_What needs to be done_. All lines in the data bearing the string "text" should be identified and copied.

# start of Records for the task

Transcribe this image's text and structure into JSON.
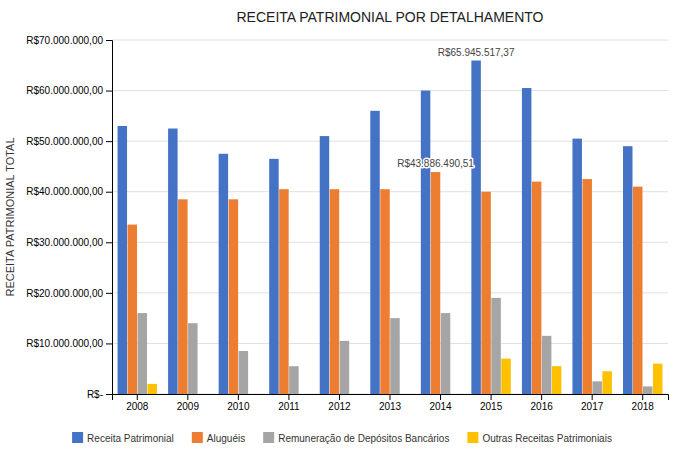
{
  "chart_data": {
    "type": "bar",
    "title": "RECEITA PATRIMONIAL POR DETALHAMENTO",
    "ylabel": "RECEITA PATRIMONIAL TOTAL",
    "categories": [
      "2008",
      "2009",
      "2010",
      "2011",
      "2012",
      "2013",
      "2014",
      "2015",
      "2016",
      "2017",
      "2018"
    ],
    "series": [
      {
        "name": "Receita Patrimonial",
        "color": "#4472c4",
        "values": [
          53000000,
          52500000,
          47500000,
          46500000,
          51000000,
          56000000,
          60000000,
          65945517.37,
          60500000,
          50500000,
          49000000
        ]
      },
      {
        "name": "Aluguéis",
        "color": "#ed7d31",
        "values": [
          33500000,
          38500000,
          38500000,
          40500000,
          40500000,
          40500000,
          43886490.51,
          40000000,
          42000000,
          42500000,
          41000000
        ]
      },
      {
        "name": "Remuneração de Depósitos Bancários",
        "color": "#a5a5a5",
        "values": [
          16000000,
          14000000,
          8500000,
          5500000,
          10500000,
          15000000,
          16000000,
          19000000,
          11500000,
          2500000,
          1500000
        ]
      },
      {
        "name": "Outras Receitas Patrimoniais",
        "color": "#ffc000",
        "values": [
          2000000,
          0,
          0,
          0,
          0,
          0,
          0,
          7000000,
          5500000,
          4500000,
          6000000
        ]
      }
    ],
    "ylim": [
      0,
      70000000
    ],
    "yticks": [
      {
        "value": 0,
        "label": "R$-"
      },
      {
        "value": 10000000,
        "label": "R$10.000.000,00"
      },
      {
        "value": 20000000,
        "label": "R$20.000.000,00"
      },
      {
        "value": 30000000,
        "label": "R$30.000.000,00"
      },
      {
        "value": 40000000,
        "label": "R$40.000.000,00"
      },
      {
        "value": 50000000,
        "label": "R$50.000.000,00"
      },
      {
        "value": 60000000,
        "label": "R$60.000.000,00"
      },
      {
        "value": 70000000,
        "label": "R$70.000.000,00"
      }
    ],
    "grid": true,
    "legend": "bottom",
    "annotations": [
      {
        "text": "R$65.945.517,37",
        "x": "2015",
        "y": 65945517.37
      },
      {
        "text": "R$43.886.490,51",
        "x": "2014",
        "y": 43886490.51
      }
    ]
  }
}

# end of Records for the task
# start of Records for the task

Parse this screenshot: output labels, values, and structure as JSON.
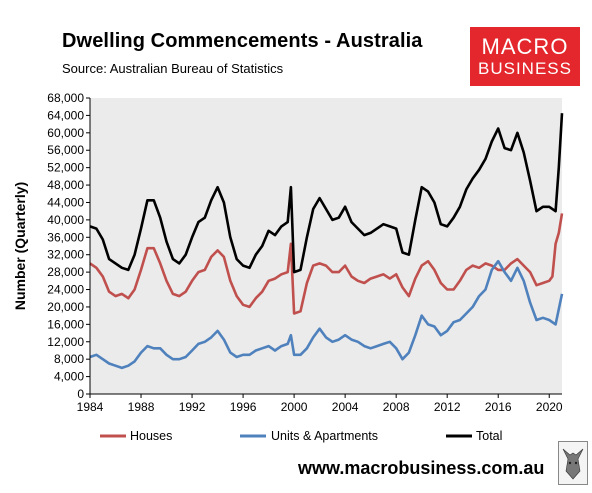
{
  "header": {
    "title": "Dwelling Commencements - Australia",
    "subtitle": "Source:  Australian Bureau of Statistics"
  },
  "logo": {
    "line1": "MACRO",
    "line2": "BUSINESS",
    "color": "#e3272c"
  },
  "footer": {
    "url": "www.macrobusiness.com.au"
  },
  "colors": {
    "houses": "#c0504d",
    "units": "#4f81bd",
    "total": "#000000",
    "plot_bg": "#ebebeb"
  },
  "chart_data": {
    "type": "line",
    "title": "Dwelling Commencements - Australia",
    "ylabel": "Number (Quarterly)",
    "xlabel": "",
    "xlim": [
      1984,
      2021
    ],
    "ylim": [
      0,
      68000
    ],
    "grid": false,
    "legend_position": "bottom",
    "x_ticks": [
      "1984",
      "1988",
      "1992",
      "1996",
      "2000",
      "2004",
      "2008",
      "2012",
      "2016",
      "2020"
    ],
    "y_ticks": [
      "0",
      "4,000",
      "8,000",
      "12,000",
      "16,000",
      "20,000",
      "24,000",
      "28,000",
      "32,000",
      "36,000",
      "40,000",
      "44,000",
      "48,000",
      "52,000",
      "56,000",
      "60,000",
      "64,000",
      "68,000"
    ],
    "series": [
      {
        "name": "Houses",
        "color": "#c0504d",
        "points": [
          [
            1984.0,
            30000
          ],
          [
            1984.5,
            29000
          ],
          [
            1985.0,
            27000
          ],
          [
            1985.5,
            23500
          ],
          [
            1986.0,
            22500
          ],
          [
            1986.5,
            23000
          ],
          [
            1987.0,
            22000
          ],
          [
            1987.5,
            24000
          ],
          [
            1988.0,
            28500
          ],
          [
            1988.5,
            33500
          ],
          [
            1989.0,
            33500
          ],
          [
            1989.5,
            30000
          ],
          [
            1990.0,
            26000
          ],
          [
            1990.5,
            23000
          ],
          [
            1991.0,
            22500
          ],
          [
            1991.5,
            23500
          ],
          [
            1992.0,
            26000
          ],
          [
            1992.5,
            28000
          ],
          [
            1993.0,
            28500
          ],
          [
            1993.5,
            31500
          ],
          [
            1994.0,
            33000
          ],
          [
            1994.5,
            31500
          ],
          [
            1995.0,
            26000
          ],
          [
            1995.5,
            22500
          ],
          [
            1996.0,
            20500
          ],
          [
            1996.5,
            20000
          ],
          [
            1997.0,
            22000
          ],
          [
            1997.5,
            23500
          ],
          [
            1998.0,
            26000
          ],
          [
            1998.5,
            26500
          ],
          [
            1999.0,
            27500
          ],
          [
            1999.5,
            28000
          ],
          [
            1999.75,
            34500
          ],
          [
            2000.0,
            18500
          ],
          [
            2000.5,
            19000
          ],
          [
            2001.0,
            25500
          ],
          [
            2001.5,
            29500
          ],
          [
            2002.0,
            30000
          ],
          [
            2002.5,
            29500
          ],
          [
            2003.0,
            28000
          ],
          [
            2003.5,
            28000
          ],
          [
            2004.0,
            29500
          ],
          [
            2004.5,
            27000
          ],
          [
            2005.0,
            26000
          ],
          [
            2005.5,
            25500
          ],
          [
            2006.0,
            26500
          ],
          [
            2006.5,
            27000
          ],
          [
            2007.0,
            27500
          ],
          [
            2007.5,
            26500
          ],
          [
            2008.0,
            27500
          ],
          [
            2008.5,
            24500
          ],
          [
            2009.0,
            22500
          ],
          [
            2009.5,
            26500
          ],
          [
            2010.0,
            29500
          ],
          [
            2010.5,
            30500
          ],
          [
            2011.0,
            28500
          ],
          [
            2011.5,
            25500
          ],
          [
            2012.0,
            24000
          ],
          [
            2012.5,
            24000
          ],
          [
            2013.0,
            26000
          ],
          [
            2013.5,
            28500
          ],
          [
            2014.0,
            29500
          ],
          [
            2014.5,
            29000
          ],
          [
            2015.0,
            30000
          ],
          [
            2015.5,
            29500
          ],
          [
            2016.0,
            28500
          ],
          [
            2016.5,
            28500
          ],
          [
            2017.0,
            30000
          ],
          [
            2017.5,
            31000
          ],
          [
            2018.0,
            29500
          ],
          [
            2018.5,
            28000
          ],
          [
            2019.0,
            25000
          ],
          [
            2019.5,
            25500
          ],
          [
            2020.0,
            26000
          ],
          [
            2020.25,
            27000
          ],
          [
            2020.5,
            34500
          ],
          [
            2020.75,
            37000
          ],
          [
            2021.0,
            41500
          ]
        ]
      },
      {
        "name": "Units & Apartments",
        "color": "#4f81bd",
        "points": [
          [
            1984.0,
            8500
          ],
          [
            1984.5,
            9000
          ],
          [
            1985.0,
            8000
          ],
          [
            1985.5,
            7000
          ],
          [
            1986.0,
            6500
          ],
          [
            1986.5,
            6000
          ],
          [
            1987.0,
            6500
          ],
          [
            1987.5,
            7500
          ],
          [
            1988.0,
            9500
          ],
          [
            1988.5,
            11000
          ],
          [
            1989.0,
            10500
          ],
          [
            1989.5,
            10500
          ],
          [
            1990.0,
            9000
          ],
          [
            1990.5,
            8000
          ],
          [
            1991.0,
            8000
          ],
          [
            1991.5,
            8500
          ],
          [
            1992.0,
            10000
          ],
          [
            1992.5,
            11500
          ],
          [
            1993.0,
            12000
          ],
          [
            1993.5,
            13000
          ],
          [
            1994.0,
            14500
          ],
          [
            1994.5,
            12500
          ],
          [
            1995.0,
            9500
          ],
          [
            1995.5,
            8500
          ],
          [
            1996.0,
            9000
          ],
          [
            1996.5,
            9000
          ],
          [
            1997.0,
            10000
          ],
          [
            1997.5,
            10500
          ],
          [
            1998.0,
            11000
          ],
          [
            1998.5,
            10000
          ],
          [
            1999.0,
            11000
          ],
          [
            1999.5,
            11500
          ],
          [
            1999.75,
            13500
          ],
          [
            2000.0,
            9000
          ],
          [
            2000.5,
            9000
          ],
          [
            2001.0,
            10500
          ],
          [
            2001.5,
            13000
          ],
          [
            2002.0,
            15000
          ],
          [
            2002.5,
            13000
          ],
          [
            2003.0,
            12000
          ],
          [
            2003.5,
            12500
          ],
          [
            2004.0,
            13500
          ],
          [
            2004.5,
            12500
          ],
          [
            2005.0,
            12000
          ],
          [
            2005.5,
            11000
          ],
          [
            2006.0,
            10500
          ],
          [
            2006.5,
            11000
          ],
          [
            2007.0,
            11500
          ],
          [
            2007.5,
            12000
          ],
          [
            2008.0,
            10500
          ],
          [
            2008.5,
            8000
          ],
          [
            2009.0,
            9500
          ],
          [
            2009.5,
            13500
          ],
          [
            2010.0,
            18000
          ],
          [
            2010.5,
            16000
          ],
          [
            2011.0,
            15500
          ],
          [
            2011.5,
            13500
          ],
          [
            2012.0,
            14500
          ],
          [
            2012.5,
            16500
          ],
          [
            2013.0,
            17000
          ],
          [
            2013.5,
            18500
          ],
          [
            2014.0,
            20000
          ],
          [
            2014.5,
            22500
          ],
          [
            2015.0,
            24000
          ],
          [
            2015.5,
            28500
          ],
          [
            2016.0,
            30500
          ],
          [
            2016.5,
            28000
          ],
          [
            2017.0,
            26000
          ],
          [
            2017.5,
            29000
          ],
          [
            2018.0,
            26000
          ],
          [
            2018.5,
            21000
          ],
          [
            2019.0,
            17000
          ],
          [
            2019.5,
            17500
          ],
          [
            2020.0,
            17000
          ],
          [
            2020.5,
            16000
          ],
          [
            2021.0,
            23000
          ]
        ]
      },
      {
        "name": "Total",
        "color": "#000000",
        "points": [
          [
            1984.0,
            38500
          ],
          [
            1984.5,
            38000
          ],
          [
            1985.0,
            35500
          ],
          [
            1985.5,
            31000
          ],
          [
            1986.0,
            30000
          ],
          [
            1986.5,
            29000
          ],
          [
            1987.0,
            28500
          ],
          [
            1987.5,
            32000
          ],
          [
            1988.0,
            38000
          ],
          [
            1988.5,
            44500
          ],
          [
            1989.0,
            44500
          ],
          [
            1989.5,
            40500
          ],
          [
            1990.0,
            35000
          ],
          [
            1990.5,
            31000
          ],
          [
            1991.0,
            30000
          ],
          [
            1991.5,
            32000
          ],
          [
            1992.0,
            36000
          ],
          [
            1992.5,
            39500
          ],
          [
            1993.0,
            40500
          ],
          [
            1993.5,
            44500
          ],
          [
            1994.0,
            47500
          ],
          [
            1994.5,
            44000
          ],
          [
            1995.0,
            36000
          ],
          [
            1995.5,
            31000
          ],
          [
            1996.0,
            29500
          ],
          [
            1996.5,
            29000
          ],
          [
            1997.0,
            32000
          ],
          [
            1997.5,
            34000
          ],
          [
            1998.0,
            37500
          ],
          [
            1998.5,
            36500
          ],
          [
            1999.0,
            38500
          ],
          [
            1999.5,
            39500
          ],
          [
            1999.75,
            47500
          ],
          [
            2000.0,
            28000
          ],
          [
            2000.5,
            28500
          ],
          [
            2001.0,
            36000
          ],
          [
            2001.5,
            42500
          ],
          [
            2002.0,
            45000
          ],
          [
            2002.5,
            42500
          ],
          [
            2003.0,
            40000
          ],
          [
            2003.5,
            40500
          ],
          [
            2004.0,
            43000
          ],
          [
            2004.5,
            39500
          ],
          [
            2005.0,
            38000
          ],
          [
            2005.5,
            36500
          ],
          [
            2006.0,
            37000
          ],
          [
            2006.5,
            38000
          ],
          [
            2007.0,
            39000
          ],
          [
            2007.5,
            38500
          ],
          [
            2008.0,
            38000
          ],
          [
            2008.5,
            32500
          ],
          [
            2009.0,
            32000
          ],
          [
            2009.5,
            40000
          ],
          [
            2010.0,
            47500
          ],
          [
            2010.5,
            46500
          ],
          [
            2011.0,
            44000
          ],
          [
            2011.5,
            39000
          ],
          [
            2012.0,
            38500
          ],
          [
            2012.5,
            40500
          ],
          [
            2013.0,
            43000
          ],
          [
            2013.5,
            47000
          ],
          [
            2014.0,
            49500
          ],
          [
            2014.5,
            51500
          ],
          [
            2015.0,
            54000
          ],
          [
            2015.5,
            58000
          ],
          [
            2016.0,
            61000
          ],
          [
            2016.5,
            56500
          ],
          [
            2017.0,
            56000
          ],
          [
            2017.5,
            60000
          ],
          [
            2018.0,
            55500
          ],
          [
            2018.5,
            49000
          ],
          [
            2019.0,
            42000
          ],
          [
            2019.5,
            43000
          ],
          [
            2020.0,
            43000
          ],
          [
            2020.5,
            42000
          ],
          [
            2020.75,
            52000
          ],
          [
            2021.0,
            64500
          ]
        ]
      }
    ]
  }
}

# end of Records for the task

_Response to the exercise_.
Transcribe this image's text and structure into JSON.
        "text": "R$65.945.517,37",
        "text": "R$43.886.490,51",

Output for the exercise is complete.